** start of Stored data **

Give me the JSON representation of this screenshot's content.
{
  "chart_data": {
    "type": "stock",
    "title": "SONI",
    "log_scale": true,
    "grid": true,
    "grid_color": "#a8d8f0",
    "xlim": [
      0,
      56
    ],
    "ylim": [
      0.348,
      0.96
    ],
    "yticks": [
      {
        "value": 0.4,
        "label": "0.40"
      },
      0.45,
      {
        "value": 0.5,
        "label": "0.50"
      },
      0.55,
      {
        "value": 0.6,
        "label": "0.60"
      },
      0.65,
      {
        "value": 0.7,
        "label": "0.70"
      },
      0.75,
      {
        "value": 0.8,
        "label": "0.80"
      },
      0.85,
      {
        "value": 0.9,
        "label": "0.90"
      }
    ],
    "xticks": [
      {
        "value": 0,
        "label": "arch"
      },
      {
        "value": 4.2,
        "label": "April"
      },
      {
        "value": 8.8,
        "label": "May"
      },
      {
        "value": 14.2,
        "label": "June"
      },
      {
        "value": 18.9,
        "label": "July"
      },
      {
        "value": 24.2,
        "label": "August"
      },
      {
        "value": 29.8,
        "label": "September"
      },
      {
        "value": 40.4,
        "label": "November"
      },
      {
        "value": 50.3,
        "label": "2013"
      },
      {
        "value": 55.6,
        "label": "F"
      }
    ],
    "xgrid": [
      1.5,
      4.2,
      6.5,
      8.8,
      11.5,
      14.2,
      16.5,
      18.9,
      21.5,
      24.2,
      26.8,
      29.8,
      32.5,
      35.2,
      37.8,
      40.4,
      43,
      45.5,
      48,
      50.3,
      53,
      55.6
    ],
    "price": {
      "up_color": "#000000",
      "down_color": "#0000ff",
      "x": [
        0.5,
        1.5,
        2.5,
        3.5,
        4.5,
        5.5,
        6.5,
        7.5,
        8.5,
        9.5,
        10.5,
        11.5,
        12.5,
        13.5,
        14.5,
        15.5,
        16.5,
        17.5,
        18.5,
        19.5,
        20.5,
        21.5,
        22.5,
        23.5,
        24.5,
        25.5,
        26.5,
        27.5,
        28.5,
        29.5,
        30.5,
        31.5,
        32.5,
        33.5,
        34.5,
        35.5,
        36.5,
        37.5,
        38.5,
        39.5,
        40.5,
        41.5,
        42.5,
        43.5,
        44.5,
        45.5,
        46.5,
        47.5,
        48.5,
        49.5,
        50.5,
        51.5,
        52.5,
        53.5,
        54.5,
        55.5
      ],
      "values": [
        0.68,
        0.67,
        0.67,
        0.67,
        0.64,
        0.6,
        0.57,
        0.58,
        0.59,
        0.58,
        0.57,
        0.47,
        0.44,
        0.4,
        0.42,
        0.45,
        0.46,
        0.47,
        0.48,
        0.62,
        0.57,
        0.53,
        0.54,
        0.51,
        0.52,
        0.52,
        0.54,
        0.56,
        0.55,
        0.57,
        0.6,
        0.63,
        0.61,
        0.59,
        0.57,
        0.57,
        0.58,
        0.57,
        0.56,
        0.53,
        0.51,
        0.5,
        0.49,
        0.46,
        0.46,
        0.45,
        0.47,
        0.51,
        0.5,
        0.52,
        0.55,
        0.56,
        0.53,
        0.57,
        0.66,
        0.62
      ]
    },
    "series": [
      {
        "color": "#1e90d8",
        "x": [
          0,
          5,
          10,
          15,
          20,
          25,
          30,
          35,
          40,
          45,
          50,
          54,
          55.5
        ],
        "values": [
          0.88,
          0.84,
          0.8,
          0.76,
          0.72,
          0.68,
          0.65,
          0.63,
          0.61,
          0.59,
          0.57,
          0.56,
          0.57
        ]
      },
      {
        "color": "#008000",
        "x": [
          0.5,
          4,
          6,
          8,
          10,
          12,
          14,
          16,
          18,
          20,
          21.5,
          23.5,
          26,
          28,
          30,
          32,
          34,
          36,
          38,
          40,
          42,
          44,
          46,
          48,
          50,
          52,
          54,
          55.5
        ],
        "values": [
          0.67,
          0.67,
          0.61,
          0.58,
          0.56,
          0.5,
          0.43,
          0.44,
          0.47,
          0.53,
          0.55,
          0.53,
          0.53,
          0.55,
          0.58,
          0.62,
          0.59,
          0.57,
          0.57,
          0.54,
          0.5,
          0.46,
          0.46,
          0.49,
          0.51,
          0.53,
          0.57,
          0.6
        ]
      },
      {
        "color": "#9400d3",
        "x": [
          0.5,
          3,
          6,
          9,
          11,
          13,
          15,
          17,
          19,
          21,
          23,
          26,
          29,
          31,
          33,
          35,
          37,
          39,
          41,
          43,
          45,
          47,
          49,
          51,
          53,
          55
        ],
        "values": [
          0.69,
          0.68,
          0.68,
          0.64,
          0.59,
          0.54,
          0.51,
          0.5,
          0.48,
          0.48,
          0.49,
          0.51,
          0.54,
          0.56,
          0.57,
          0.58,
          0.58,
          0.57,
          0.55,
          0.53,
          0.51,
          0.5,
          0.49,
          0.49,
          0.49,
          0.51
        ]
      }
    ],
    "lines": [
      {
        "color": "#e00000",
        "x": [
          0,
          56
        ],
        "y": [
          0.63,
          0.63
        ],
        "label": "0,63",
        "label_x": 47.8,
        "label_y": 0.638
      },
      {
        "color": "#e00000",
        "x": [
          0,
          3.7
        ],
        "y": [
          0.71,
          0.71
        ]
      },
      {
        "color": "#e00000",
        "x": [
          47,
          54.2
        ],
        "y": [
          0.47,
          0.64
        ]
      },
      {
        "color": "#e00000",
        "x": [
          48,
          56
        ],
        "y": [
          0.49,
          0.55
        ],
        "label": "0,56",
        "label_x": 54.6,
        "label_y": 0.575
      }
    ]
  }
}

** end of Stored data **

What is asked
Copy out the whole listing exactly.

Solution to this problem
Give me the JSON representation of this screenshot's content.
{
  "chart_data": {
    "type": "stock",
    "title": "SONI",
    "log_scale": true,
    "grid": true,
    "grid_color": "#a8d8f0",
    "xlim": [
      0,
      56
    ],
    "ylim": [
      0.348,
      0.96
    ],
    "yticks": [
      {
        "value": 0.4,
        "label": "0.40"
      },
      0.45,
      {
        "value": 0.5,
        "label": "0.50"
      },
      0.55,
      {
        "value": 0.6,
        "label": "0.60"
      },
      0.65,
      {
        "value": 0.7,
        "label": "0.70"
      },
      0.75,
      {
        "value": 0.8,
        "label": "0.80"
      },
      0.85,
      {
        "value": 0.9,
        "label": "0.90"
      }
    ],
    "xticks": [
      {
        "value": 0,
        "label": "arch"
      },
      {
        "value": 4.2,
        "label": "April"
      },
      {
        "value": 8.8,
        "label": "May"
      },
      {
        "value": 14.2,
        "label": "June"
      },
      {
        "value": 18.9,
        "label": "July"
      },
      {
        "value": 24.2,
        "label": "August"
      },
      {
        "value": 29.8,
        "label": "September"
      },
      {
        "value": 40.4,
        "label": "November"
      },
      {
        "value": 50.3,
        "label": "2013"
      },
      {
        "value": 55.6,
        "label": "F"
      }
    ],
    "xgrid": [
      1.5,
      4.2,
      6.5,
      8.8,
      11.5,
      14.2,
      16.5,
      18.9,
      21.5,
      24.2,
      26.8,
      29.8,
      32.5,
      35.2,
      37.8,
      40.4,
      43,
      45.5,
      48,
      50.3,
      53,
      55.6
    ],
    "price": {
      "up_color": "#000000",
      "down_color": "#0000ff",
      "x": [
        0.5,
        1.5,
        2.5,
        3.5,
        4.5,
        5.5,
        6.5,
        7.5,
        8.5,
        9.5,
        10.5,
        11.5,
        12.5,
        13.5,
        14.5,
        15.5,
        16.5,
        17.5,
        18.5,
        19.5,
        20.5,
        21.5,
        22.5,
        23.5,
        24.5,
        25.5,
        26.5,
        27.5,
        28.5,
        29.5,
        30.5,
        31.5,
        32.5,
        33.5,
        34.5,
        35.5,
        36.5,
        37.5,
        38.5,
        39.5,
        40.5,
        41.5,
        42.5,
        43.5,
        44.5,
        45.5,
        46.5,
        47.5,
        48.5,
        49.5,
        50.5,
        51.5,
        52.5,
        53.5,
        54.5,
        55.5
      ],
      "values": [
        0.68,
        0.67,
        0.67,
        0.67,
        0.64,
        0.6,
        0.57,
        0.58,
        0.59,
        0.58,
        0.57,
        0.47,
        0.44,
        0.4,
        0.42,
        0.45,
        0.46,
        0.47,
        0.48,
        0.62,
        0.57,
        0.53,
        0.54,
        0.51,
        0.52,
        0.52,
        0.54,
        0.56,
        0.55,
        0.57,
        0.6,
        0.63,
        0.61,
        0.59,
        0.57,
        0.57,
        0.58,
        0.57,
        0.56,
        0.53,
        0.51,
        0.5,
        0.49,
        0.46,
        0.46,
        0.45,
        0.47,
        0.51,
        0.5,
        0.52,
        0.55,
        0.56,
        0.53,
        0.57,
        0.66,
        0.62
      ]
    },
    "series": [
      {
        "color": "#1e90d8",
        "x": [
          0,
          5,
          10,
          15,
          20,
          25,
          30,
          35,
          40,
          45,
          50,
          54,
          55.5
        ],
        "values": [
          0.88,
          0.84,
          0.8,
          0.76,
          0.72,
          0.68,
          0.65,
          0.63,
          0.61,
          0.59,
          0.57,
          0.56,
          0.57
        ]
      },
      {
        "color": "#008000",
        "x": [
          0.5,
          4,
          6,
          8,
          10,
          12,
          14,
          16,
          18,
          20,
          21.5,
          23.5,
          26,
          28,
          30,
          32,
          34,
          36,
          38,
          40,
          42,
          44,
          46,
          48,
          50,
          52,
          54,
          55.5
        ],
        "values": [
          0.67,
          0.67,
          0.61,
          0.58,
          0.56,
          0.5,
          0.43,
          0.44,
          0.47,
          0.53,
          0.55,
          0.53,
          0.53,
          0.55,
          0.58,
          0.62,
          0.59,
          0.57,
          0.57,
          0.54,
          0.5,
          0.46,
          0.46,
          0.49,
          0.51,
          0.53,
          0.57,
          0.6
        ]
      },
      {
        "color": "#9400d3",
        "x": [
          0.5,
          3,
          6,
          9,
          11,
          13,
          15,
          17,
          19,
          21,
          23,
          26,
          29,
          31,
          33,
          35,
          37,
          39,
          41,
          43,
          45,
          47,
          49,
          51,
          53,
          55
        ],
        "values": [
          0.69,
          0.68,
          0.68,
          0.64,
          0.59,
          0.54,
          0.51,
          0.5,
          0.48,
          0.48,
          0.49,
          0.51,
          0.54,
          0.56,
          0.57,
          0.58,
          0.58,
          0.57,
          0.55,
          0.53,
          0.51,
          0.5,
          0.49,
          0.49,
          0.49,
          0.51
        ]
      }
    ],
    "lines": [
      {
        "color": "#e00000",
        "x": [
          0,
          56
        ],
        "y": [
          0.63,
          0.63
        ],
        "label": "0,63",
        "label_x": 47.8,
        "label_y": 0.638
      },
      {
        "color": "#e00000",
        "x": [
          0,
          3.7
        ],
        "y": [
          0.71,
          0.71
        ]
      },
      {
        "color": "#e00000",
        "x": [
          47,
          54.2
        ],
        "y": [
          0.47,
          0.64
        ]
      },
      {
        "color": "#e00000",
        "x": [
          48,
          56
        ],
        "y": [
          0.49,
          0.55
        ],
        "label": "0,56",
        "label_x": 54.6,
        "label_y": 0.575
      }
    ]
  }
}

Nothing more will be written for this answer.